◆ SET EXERCISE 1 ◆
In the opinion piece on the dollar and emerging markets, how much did the 2015–2016 outflows cost China in official foreign exchange reserves?

◆ TEXT SECTION ◆
** Start **

A Robin Brooks opinion piece in the Nov. 12 Financial Times presents the international economic policy that the City of London and their Wall Street allies would like to see coming from the incoming Trump administration.
Brooks has the requisite credentials for the assignment: he is currently a senior fellow at the Brookings Institution; before that, from 2017-2024, he was chief economist at the Institute of International Finance (IIF—sometimes referred to as the global “creditors’ cartel"); from 2010- 2017 he was chief of foreign exchange trading at Goldman Sachs; and he also served from 1998-2006 as chief economist for Asia-Pacific at the IMF; and he was educated at the London School of Economics, Yale, and as a Bank of England Fellow. He professes U.S., U.K., and German nationalities.
Headlined “Big Changes Are Coming for Dollar and Emerging Markets,” the Brooks article states that “the U.S. election may be the start of a massive dollar rally,” as a result of Trump’s call for imposing a combination of large tariffs and tax cuts. This in turn means that “the case for renminbi depreciation is urgent. This is because China has historically struggled with capital flight when depreciation expectations take hold in its populace. When this happened in 2015 and 2016, it sparked big outflows that cost China $1 trillion in official foreign exchange reserves.” The way to avoid such capital flight, the author argues. is for China “to allow a front-loaded, large fall in the renminbi.”

** End **

◆ SET EXERCISE 2 ◆
In the listing, reproduce each line exactly, starting at the line that contains "230, 144, 245]" and continuing through the line that contains "67, 59, 81]", with both of those lines included.

◆ DATA FOR THIS TASK ◆
** Start **

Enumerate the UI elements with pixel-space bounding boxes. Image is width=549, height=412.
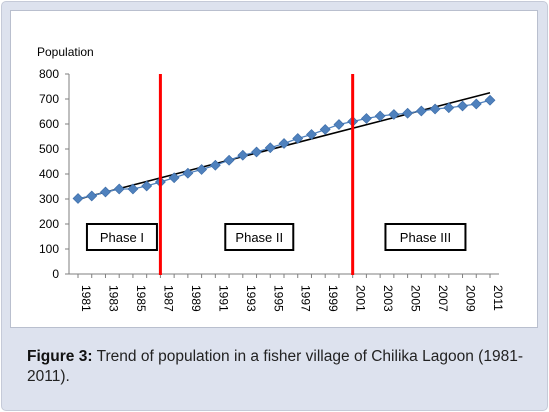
phase-label: Phase I	[100, 230, 144, 245]
data-point	[209, 159, 221, 171]
phase-box	[224, 223, 295, 251]
phase-label: Phase III	[400, 230, 451, 245]
x-tick-label: 1981	[79, 285, 93, 312]
data-point	[292, 133, 304, 144]
y-tick-labels: 0 100 200 300 400 500 600 700 800	[39, 67, 59, 281]
y-tick-label: 800	[39, 67, 59, 81]
population-trend-chart: Population 0 100 200 300 400 500 600 700 800 198…	[37, 45, 505, 312]
x-tick-label: 2003	[381, 285, 395, 312]
data-point	[72, 193, 84, 204]
data-point	[484, 94, 496, 106]
data-point	[278, 138, 290, 149]
data-point	[141, 180, 153, 192]
y-tick-label: 400	[39, 167, 59, 181]
x-tick-label: 1995	[271, 285, 285, 312]
x-tick-label: 1991	[216, 285, 230, 312]
axes	[65, 73, 499, 278]
x-tick-label: 2009	[464, 285, 478, 312]
phase-box	[384, 223, 467, 251]
data-point	[306, 129, 317, 140]
y-tick-label: 500	[39, 142, 59, 156]
data-point	[113, 183, 125, 195]
x-tick-label: 1987	[161, 285, 175, 312]
caption-label: Figure 3:	[27, 348, 93, 365]
x-tick-label: 1993	[244, 285, 258, 312]
data-point	[429, 103, 441, 115]
data-point	[168, 172, 180, 184]
y-tick-label: 100	[39, 242, 59, 256]
data-point	[443, 102, 455, 114]
data-point	[196, 164, 208, 175]
x-tick-label: 1989	[189, 285, 203, 312]
data-point	[457, 100, 468, 112]
x-tick-labels: 1981 1983 1985 1987 1989 1991 1993 1995 1997 1999…	[79, 285, 505, 312]
data-points	[72, 94, 496, 204]
x-tick-label: 1999	[326, 285, 340, 312]
phase-dividers	[158, 74, 355, 275]
x-tick-label: 2011	[491, 285, 505, 311]
data-point	[251, 146, 262, 158]
x-tick-label: 1985	[134, 285, 148, 312]
data-point	[360, 113, 372, 124]
figure-caption: Figure 3: Trend of population in a fishe…	[27, 347, 523, 387]
y-axis-label: Population	[37, 45, 94, 59]
y-tick-label: 200	[39, 217, 59, 231]
x-tick-label: 2001	[354, 285, 368, 312]
phase-box	[85, 223, 158, 251]
y-tick-label: 0	[52, 267, 59, 281]
data-point	[86, 190, 98, 202]
data-point	[333, 119, 345, 130]
data-point	[237, 149, 249, 161]
data-point	[319, 124, 331, 135]
y-tick-label: 600	[39, 117, 59, 131]
phase-boxes: Phase I Phase II Phase III	[85, 223, 467, 251]
y-tick-label: 300	[39, 192, 59, 206]
data-point	[388, 109, 400, 120]
data-point	[402, 107, 414, 119]
data-point	[264, 142, 276, 154]
data-point	[100, 186, 111, 198]
data-point	[127, 183, 139, 195]
data-point	[415, 105, 427, 117]
data-point	[182, 167, 194, 179]
data-point	[374, 110, 386, 122]
caption-text: Trend of population in a fisher village …	[27, 348, 523, 385]
data-point	[223, 154, 235, 166]
chart-area: Population 0 100 200 300 400 500 600 700 800 198…	[10, 10, 538, 328]
y-tick-label: 700	[39, 92, 59, 106]
x-tick-label: 1997	[299, 285, 313, 312]
data-point	[470, 98, 482, 110]
phase-label: Phase II	[235, 230, 283, 245]
x-tick-label: 2007	[436, 285, 450, 312]
x-tick-label: 1983	[106, 285, 120, 312]
x-tick-label: 2005	[409, 285, 423, 312]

** End **

◆ COMPLETE RESPONSE 1 ◆
$1 trillion

◆ COMPLETE RESPONSE 2 ◆
phase-label: Phase I	[100, 230, 144, 245]
data-point	[209, 159, 221, 171]
phase-box	[224, 223, 295, 251]
phase-label: Phase III	[400, 230, 451, 245]
x-tick-label: 1981	[79, 285, 93, 312]
data-point	[292, 133, 304, 144]
y-tick-labels: 0 100 200 300 400 500 600 700 800	[39, 67, 59, 281]
y-tick-label: 800	[39, 67, 59, 81]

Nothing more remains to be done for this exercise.